Acórdão do Tribunal da Relação de Guimarães
Processo:
172/15.0T8TMC.G1
Relator: AFONSO CABRAL DE ANDRADE
Descritores: ACÇÃO DE DIVISÃO DE COISA COMUM
REGISTO DA ACÇÃO
DEVER DE GESTÃO PROCESSUAL
Nº do Documento: RG
Data do Acordão: 11/23/2017
Votação: UNANIMIDADE
Texto Integral: S
Meio Processual: APELAÇÃO
Decisão: PROCEDENTE
Indicações Eventuais: 2.ª SECÇÃO CÍVEL
Sumário:
Numa acção de divisão de coisa comum em que se alega como origem da compropriedade a usucapião, baseada numa situação de composse, e em que a regra do trato sucessivo impõe que, para registar a acção, o prédio a dividir esteja previamente inscrito em nome das partes, deve o Juíz, ao abrigo do dever de gestão processual e do dever de colaboração das partes, e como forma de respeitar a regra da igualdade das partes, convidar autores e réus a promoverem, cada um por si, esse registo, em vez de optar pela paralisação da instância e eventual deserção da mesma, com fundamento no incumprimento do ónus de impulso processual apenas imposto aos autores.
Decisão Texto Integral:
Acordam no Tribunal da Relação de Guimarães

I- Relatório

R. S. intentou esta acção de divisão de coisa comum contra A. S. e D. S., em 29/10/2015.
Os réus contestaram.
Posteriormente, o Tribunal ordenou oficiosamente o registo da acção. Tal registo não foi efectuado por se ter constatado que, quanto ao prédio a dividir, a propriedade não se encontrava registada nem a favor da autora nem dos réus.

= LINHAS DE DADOS =
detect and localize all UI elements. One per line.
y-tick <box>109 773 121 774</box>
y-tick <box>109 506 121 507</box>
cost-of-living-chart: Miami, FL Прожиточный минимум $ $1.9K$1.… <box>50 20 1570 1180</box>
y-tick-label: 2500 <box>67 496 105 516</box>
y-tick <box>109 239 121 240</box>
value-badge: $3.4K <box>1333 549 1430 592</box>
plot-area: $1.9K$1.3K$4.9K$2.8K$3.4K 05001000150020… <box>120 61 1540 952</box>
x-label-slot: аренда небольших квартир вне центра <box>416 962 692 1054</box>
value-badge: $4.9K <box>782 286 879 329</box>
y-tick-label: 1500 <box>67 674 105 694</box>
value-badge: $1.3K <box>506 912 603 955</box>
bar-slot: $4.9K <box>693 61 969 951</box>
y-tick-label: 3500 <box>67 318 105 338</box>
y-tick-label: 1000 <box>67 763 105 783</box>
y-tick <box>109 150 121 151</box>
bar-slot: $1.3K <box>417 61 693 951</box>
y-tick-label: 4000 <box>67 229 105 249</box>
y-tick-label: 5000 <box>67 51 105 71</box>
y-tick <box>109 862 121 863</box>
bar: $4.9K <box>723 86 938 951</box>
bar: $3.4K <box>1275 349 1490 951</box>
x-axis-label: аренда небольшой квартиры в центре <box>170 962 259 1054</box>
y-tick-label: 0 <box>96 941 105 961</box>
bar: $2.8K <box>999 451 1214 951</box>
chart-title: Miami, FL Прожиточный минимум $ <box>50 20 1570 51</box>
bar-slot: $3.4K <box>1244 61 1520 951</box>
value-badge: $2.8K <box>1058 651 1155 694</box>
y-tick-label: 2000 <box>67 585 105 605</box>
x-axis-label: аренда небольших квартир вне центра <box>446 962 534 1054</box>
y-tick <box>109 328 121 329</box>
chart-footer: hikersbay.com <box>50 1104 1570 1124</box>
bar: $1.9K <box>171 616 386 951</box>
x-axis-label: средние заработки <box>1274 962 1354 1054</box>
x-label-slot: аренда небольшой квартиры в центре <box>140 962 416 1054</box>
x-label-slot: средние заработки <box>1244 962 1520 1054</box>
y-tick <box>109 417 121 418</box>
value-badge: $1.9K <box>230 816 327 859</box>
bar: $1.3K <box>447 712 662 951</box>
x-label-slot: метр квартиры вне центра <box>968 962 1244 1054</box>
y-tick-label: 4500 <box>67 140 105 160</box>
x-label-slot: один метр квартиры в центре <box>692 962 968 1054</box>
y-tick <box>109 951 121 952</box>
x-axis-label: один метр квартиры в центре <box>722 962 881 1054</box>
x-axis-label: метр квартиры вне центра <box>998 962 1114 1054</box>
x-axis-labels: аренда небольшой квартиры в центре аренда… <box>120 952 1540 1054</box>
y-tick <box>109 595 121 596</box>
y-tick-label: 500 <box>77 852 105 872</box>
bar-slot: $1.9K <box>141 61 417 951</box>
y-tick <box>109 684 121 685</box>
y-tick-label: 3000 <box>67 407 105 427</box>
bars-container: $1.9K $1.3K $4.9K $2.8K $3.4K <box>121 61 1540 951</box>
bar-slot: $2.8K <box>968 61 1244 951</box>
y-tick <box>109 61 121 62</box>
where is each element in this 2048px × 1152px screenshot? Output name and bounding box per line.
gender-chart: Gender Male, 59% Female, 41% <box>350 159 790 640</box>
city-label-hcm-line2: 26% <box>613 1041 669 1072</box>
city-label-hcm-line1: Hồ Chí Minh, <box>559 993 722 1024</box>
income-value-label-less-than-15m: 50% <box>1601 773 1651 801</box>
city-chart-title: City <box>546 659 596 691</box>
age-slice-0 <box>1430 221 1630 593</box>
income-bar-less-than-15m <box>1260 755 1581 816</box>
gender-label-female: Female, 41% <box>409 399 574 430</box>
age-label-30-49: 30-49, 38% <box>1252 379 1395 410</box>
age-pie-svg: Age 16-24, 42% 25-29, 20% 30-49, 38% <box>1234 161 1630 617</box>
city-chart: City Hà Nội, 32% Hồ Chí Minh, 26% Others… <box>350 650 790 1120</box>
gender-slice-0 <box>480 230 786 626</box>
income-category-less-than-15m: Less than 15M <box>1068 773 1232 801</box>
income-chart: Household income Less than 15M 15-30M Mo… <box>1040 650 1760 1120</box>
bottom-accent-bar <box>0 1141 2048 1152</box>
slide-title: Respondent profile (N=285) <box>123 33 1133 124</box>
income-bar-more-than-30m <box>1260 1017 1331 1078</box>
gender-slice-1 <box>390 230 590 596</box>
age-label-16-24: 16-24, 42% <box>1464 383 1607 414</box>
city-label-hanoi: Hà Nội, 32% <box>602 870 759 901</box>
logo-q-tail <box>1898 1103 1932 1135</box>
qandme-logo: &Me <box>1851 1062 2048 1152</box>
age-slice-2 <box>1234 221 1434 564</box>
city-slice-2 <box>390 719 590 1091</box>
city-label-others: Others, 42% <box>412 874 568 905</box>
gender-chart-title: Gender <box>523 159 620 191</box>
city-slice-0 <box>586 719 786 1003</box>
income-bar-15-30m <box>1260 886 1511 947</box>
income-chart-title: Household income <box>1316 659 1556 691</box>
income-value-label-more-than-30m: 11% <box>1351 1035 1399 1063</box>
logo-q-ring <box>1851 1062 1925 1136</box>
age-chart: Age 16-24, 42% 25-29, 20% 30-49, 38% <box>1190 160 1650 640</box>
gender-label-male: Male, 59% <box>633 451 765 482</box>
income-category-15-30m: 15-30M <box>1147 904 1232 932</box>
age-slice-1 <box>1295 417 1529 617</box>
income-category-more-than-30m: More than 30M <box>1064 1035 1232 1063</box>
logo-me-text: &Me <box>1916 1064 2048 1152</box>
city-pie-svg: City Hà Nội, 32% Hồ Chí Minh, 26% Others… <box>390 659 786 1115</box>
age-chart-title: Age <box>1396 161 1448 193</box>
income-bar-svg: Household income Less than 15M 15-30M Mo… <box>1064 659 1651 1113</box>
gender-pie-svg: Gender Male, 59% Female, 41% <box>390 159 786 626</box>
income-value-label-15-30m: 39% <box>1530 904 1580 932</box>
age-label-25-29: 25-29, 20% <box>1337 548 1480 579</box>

= DETALHES DO EXERCÍCIO =
Dê continuidade ao acórdão sobre a ação de divisão de coisa comum, começando logo depois da última frase apresentada.

= RESULTADO =
Foi então proferido despacho a convidar as partes a demonstrar nos autos, em 10 dias, o registo junto da Conservatória do Registo Predial competente da aquisição para si, na proporção de ½ do prédio, respectivamente.
A autora veio informar que não é possível promover o mencionado registo, relembrando que nesta acção está por si alegado que “comprou” o referido prédio por acordo meramente verbal, e que posteriormente o adquiriu por usucapião. Donde não poder ainda promover o registo do seu direito por falta de título idóneo. E terminou requerendo a dispensa da obrigação de registo da acção.
Também o requerido veio informar que não pode promover o registo da acção por falta de título válido para o efeito.

Foi então proferido despacho com o seguinte teor:

“Conforme resulta do despacho de fls 73, foi determinado e promovido por este Tribunal o registo da presente acção de divisão de coisa comum, nos termos e para os efeitos dos artigos 2º, nº.1, al.a) e 3º, nº.1, al.a), 8º-A, nº.1, al.b), 8º-B, nº.3, al.a) e 8º-C, nº.2 do CRP.
Nesse seguimento e porquanto a titularidade da Autora e dos Réus, na invocada qualidade de comproprietários, não se encontra registada, veio a competente Conservatória do Registo Predial – vide fls.76 e ss – informar existir violação do trato sucessivo, na modalidade de continuidade das inscrições, uma vez que o direito de propriedade do pedido objecto do registo não se encontra inscrito a favor das partes na acção de divisão em apreço, ficando, assim, o registo provisório por natureza.
Mais concretamente, ali se constata que a aqui Ré, D. S., não se encontra ali inscrita como proprietária.
Apesar do ali transcrito e devidamente notificado às partes, veio a Autora por via do requerimento de fls.85 e ss, referir que não possui título idóneo que permite à própria e aos requeridos proceder ao registo de aquisição do direito de propriedade, requerendo, assim, a dispensa de tal registo.
Ora, parece resultar daqui, é que a requerente pretende o prosseguimento desta acção, com vista a adquirir o título em falta e assim desta forma, proceder ao registo da propriedade e sua divisão, o que não se concebe.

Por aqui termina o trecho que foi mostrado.